### Auszug zum Lesen
※

Biernot schrieb:Ich stimme dir zu, dass soziale Ungleichheit ein massives Problem ist und die Gesellschaft unter Druck setzt. Aber glaubst du wirklich, dass die Spaltung damit einzig und allein erklärt werden kann? Was ist mit den Themen, die nicht direkt mit Geld zu tun haben, wie beispielsweise Meinungsfreiheit, Migration oder Identität? Ist es nicht gerade diese Vermischung von wirtschaftlichen Ängsten mit kulturellen und persönlichen Ängsten, die die Fronten so verhärtet
Doch. Die Geschichte beginnt mit dem Zusammenbruch des Ostblocks und der Globalisierung ab 1990. Vermeintlich "das Ende der Geschichte". Die Globalisierung war dabei kein Naturereignis, sondern politischer Wille. Der Weltmarkt wurde zum Maß aller Dinge und der Neoliberalismus in den 1990ern zur beherrschenden Ideologie.
Ergebnis: Soziale Ungleichheit. In den ehemaligen Ostblock-Staaten an heftigsten. Globale Konkurrenz, globaler Wettbewerb. Die berühmten Sekundärtugenden "Fleiß, Pünktlichkeit, Disziplin, Verlässlichkeit, Anpassung" reichten nicht mehr, um einen Platz in Wirtschaft und Gesellschaft zu bekommen. Man konnte jederzeit hinten runter fallen.
Zugleich führte die Digitalisierung der Kommunikation einerseits zur Vereinzelung des Individuums, das zugleich seinesgleichen im Internet fand. Die "Indentitätsfrage" wurde virulent, als einerseits die materiellen Grundbedürfnisse durch billige chinesische Massenproduktion gedeckt wurden und andererseits das Individuum als Mann, Frau, Christ, Migrant, Homo, Hautfarbe mehr und mehr verunsichert wurde. Die Frage "Wer bin ich?" war keine psychologische oder philosophische Frage mehr. Sondern eine soziologische.
Migration ist nicht die Ursache des Problems, Migranten gab es in den USA schon immer in großer Zahl. Aber sie werden als Bedrohung empfunden. Und die Meinungsfreiheit gerät immer mehr unter Druck, seitdem jeder seine Meinung veröffentlichen kann, anstatt Leserbriefe zu schreiben oder sich am Speakers Corner auf einen Schemel zu stellen. Aber auch sie ist nicht Ursache, sondern Folge der Digitalisierung der Kommunikation. Der klassische Transmissionsriemen des Journalismus ist nicht mehr notwendig. Was auch auf diesen fatale Auswirkungen hat. Er muss Content und Klicks liefern.

※

### Angezeigte Informationen
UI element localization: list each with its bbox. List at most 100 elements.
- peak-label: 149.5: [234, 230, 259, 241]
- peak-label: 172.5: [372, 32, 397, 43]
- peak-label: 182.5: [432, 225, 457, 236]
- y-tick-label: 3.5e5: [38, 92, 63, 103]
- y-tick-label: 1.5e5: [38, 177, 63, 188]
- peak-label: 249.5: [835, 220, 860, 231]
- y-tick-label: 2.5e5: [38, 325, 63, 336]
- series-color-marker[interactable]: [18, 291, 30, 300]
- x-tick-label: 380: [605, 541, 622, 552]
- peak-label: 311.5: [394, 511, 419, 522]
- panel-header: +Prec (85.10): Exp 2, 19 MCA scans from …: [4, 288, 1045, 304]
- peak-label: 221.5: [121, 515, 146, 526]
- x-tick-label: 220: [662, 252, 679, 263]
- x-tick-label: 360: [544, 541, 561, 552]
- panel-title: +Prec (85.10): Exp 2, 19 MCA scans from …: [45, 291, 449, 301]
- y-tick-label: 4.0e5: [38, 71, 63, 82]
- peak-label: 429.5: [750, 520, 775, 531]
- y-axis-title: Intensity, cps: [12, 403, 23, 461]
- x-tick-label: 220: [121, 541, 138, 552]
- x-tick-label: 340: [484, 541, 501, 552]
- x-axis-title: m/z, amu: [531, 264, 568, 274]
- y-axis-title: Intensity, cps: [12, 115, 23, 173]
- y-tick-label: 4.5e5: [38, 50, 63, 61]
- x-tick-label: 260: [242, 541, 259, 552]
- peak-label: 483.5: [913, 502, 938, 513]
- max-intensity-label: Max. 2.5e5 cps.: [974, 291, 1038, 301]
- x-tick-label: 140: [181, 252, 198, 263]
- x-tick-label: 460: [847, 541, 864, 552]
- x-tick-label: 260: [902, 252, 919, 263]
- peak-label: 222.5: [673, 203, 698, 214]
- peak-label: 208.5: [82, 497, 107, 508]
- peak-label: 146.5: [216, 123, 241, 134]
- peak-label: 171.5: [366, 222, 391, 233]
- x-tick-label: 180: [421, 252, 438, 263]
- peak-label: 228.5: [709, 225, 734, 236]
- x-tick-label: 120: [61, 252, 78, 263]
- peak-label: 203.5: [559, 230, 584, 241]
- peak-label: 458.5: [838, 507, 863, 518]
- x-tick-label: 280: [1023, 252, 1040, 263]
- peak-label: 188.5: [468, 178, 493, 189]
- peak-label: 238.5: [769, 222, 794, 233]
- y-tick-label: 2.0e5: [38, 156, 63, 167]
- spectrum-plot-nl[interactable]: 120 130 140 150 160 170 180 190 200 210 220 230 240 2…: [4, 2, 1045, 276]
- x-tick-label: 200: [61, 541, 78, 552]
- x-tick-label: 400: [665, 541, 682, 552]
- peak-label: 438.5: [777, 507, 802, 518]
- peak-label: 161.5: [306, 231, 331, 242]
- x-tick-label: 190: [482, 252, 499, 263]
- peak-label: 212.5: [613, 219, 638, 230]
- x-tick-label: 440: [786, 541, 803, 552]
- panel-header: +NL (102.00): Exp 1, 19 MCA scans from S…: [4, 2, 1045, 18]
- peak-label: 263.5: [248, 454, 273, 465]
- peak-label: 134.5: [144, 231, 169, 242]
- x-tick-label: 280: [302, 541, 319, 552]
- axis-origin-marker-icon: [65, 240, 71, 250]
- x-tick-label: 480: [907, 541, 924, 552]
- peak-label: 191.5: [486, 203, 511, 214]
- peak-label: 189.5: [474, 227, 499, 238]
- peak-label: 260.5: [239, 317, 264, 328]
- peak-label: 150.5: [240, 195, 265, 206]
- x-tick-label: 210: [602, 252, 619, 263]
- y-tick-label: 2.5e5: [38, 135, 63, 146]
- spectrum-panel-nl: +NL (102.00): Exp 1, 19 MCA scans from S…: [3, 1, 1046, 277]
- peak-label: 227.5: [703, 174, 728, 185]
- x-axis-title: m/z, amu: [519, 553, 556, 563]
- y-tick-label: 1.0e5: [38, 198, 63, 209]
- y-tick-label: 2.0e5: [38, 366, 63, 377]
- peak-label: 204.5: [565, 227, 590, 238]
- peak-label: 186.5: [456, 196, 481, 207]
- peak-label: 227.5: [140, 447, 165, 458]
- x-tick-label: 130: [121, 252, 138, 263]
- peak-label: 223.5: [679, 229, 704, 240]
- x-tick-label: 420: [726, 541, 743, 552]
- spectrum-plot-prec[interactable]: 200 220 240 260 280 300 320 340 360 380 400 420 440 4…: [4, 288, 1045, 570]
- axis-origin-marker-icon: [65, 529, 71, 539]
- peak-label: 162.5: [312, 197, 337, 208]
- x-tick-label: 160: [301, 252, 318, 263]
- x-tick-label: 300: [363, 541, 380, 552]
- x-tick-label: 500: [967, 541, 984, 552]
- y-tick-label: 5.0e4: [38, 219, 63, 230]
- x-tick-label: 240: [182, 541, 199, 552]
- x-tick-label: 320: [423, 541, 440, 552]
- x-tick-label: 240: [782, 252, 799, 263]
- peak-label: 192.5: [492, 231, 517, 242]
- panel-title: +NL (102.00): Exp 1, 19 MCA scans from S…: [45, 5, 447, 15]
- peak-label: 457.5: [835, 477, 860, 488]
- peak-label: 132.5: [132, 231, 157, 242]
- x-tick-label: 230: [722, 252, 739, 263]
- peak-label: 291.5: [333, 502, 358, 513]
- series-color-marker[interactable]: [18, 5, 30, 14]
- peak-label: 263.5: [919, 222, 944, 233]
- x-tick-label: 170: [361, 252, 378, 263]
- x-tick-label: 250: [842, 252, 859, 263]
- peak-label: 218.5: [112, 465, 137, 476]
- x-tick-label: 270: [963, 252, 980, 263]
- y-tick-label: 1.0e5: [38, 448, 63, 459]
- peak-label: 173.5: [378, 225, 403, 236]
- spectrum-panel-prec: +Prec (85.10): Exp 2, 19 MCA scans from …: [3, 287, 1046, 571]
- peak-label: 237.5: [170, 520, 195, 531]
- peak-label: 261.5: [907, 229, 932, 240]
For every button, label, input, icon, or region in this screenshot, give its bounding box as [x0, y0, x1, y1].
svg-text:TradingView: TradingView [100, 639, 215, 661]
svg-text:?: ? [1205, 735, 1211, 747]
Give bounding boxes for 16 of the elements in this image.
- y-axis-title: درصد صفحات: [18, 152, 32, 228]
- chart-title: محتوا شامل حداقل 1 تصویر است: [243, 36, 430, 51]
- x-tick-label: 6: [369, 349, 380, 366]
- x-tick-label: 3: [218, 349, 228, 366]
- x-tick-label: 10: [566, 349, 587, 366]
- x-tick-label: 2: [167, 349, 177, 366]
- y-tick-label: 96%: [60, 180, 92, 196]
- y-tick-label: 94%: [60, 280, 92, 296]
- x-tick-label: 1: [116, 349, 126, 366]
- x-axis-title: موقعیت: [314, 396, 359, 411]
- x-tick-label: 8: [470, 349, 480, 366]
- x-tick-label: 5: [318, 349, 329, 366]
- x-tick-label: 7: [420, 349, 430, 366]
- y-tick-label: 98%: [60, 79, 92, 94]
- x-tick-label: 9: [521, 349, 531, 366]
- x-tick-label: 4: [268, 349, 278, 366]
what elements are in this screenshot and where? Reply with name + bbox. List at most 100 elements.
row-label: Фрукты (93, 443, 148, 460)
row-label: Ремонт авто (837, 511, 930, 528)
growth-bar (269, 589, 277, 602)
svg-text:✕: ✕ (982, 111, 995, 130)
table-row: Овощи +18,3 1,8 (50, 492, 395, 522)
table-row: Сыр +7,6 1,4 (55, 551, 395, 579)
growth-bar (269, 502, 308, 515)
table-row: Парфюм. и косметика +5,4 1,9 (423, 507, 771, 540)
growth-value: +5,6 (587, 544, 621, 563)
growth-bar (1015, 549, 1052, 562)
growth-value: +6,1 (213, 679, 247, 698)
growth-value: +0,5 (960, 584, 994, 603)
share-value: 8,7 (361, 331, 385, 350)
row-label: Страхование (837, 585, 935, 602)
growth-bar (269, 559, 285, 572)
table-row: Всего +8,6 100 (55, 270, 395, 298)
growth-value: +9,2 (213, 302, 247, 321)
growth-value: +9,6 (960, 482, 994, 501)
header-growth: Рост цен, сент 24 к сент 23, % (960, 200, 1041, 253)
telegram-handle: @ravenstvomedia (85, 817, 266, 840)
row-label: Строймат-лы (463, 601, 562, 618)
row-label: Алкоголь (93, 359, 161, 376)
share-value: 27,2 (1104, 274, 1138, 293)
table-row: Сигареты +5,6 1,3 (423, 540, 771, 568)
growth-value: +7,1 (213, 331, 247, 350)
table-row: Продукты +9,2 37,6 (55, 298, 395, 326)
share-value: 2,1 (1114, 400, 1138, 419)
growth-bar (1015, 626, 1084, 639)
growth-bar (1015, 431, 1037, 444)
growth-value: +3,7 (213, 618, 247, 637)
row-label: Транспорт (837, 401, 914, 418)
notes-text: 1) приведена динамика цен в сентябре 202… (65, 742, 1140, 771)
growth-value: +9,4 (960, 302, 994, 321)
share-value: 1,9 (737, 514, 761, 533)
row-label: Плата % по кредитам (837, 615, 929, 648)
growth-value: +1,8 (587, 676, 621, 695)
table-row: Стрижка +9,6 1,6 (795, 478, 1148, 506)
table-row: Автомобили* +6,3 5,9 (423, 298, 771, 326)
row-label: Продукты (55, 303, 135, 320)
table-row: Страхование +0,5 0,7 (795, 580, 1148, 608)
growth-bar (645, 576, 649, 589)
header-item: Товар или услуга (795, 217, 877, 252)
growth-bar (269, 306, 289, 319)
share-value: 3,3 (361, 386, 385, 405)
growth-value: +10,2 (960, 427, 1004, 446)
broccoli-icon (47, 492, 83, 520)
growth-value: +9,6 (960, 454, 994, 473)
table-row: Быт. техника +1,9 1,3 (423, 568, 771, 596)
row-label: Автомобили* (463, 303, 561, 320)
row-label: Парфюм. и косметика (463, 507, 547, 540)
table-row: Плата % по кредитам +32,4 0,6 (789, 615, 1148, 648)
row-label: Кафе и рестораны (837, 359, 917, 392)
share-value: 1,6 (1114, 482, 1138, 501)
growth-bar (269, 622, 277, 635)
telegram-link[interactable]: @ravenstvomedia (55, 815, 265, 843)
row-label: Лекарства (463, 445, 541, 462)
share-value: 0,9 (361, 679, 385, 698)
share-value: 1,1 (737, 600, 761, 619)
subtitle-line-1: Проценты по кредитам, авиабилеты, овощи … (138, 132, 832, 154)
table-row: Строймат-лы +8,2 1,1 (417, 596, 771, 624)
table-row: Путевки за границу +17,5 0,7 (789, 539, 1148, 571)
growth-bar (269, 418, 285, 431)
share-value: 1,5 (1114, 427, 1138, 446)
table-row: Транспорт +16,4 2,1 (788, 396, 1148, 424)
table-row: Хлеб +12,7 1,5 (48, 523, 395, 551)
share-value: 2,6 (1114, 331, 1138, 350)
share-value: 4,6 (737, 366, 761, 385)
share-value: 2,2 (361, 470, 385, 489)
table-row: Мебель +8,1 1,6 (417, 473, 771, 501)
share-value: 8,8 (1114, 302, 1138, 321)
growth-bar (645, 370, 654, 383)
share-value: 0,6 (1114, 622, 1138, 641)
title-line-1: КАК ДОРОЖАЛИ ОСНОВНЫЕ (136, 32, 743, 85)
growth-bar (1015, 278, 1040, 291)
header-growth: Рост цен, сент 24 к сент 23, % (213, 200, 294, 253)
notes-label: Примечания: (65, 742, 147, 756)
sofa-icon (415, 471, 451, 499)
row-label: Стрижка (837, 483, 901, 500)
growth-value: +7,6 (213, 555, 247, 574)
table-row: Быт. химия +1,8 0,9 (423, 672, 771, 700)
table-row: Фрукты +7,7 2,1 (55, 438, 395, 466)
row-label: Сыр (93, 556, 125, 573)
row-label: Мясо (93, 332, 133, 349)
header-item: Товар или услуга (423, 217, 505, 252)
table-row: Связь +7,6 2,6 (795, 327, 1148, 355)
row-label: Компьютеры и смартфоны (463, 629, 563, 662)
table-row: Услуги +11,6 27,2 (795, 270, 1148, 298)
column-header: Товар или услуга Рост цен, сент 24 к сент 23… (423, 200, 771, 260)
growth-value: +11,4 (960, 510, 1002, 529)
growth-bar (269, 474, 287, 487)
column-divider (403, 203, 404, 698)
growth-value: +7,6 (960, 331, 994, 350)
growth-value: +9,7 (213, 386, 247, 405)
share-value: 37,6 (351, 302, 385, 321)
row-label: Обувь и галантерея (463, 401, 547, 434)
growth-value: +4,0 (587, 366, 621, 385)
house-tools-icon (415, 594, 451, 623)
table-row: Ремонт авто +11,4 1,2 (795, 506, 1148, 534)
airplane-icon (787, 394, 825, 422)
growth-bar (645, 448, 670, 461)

※

### Schriftliche Aufgaben
1. Prüfe, ob die Aussagen (a), (b) und (c) zum Forumsbeitrag passen, und antworte jeweils mit Ja oder Nein samt den entscheidenden Worten des Forumsbeitrags als wörtliches Zitat. (a) Die Globalisierung setzte ab 1990 ein. (b) Migration wird als Ursache des Problems bezeichnet. (c) Die Globalisierung wird als Naturereignis dargestellt.
2. Tausche in der Auflistung vom Anfang bis einschließlich der Zeile mit „- y-tick-label: 2.5e5: [38, 325, 63, 336]“ das Wort „peak-label“ gegen „peak-marker“ aus und gib nur diese Zeilen wieder, sonst unverändert.
Der Forumsbeitrag und die Auflistung haben unterschiedliche Herkunft.

### Ergebnisse der Übung
1.
(a) Ja: „Die Geschichte beginnt mit dem Zusammenbruch des Ostblocks und der Globalisierung ab 1990.“
(b) Nein: „Migration ist nicht die Ursache des Problems“
(c) Nein: „Die Globalisierung war dabei kein Naturereignis, sondern politischer Wille.“

2.
UI element localization: list each with its bbox. List at most 100 elements.
- peak-marker: 149.5: [234, 230, 259, 241]
- peak-marker: 172.5: [372, 32, 397, 43]
- peak-marker: 182.5: [432, 225, 457, 236]
- y-tick-label: 3.5e5: [38, 92, 63, 103]
- y-tick-label: 1.5e5: [38, 177, 63, 188]
- peak-marker: 249.5: [835, 220, 860, 231]
- y-tick-label: 2.5e5: [38, 325, 63, 336]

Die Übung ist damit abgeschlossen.